Work to be completed: Omit all images. Write out the rest of the material exactly.

Material for the task:
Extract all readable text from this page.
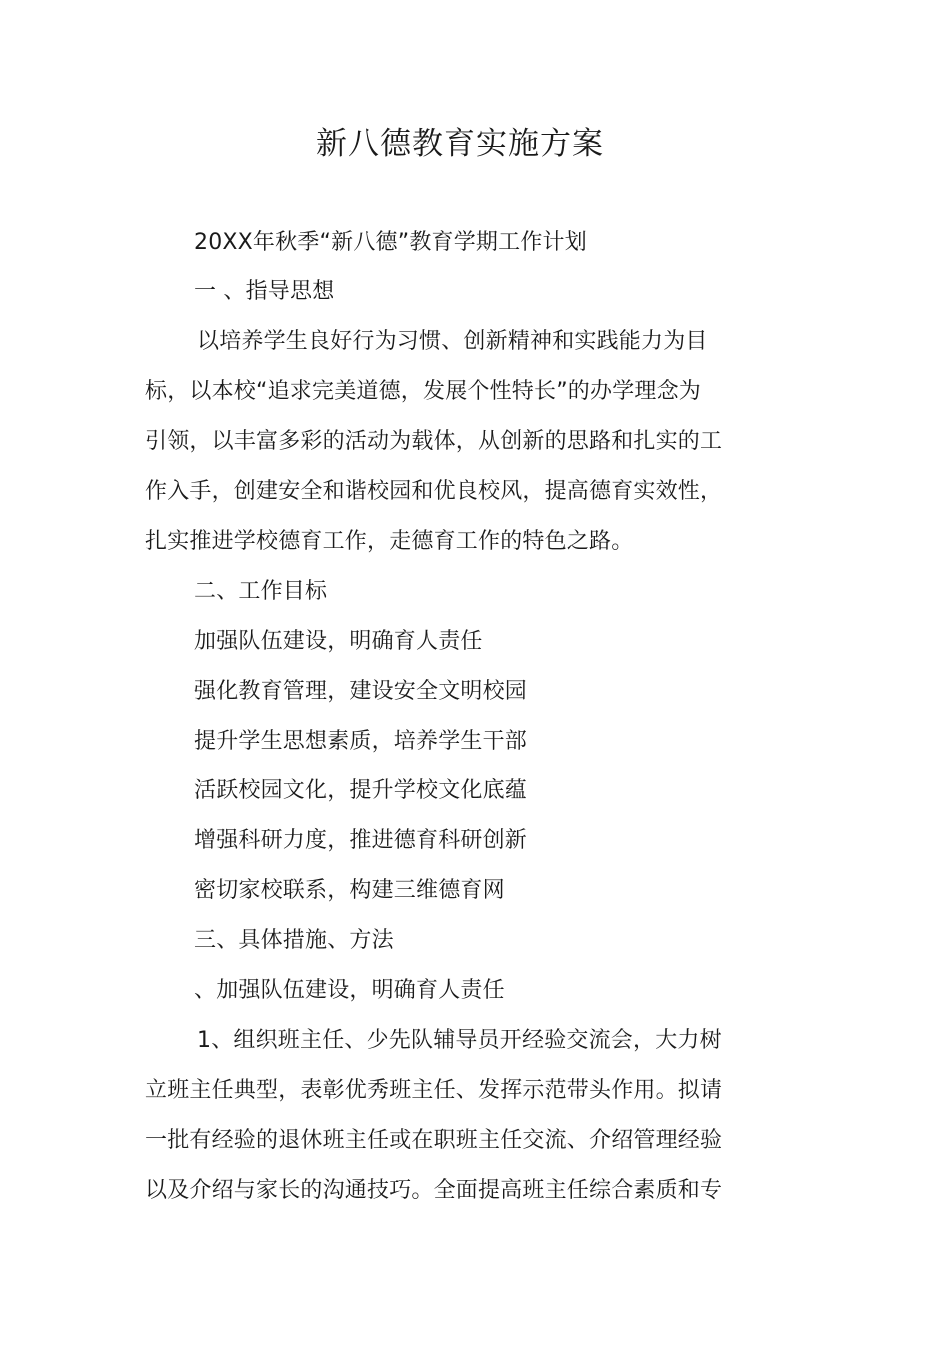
新八德教育实施方案
20XX年秋季“新八德”教育学期工作计划
一 、指导思想
以培养学生良好行为习惯、创新精神和实践能力为目
标，以本校“追求完美道德，发展个性特长”的办学理念为
引领，以丰富多彩的活动为载体，从创新的思路和扎实的工
作入手，创建安全和谐校园和优良校风，提高德育实效性，
扎实推进学校德育工作，走德育工作的特色之路。
二、工作目标
加强队伍建设，明确育人责任
强化教育管理，建设安全文明校园
提升学生思想素质，培养学生干部
活跃校园文化，提升学校文化底蕴
增强科研力度，推进德育科研创新
密切家校联系，构建三维德育网
三、具体措施、方法
、加强队伍建设，明确育人责任
1、组织班主任、少先队辅导员开经验交流会，大力树
立班主任典型，表彰优秀班主任、发挥示范带头作用。拟请
一批有经验的退休班主任或在职班主任交流、介绍管理经验
以及介绍与家长的沟通技巧。全面提高班主任综合素质和专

Full answer:
Extract all readable text from this page.
新八德教育实施方案
20XX年秋季“新八德”教育学期工作计划
一 、指导思想
以培养学生良好行为习惯、创新精神和实践能力为目
标，以本校“追求完美道德，发展个性特长”的办学理念为
引领，以丰富多彩的活动为载体，从创新的思路和扎实的工
作入手，创建安全和谐校园和优良校风，提高德育实效性，
扎实推进学校德育工作，走德育工作的特色之路。
二、工作目标
加强队伍建设，明确育人责任
强化教育管理，建设安全文明校园
提升学生思想素质，培养学生干部
活跃校园文化，提升学校文化底蕴
增强科研力度，推进德育科研创新
密切家校联系，构建三维德育网
三、具体措施、方法
、加强队伍建设，明确育人责任
1、组织班主任、少先队辅导员开经验交流会，大力树
立班主任典型，表彰优秀班主任、发挥示范带头作用。拟请
一批有经验的退休班主任或在职班主任交流、介绍管理经验
以及介绍与家长的沟通技巧。全面提高班主任综合素质和专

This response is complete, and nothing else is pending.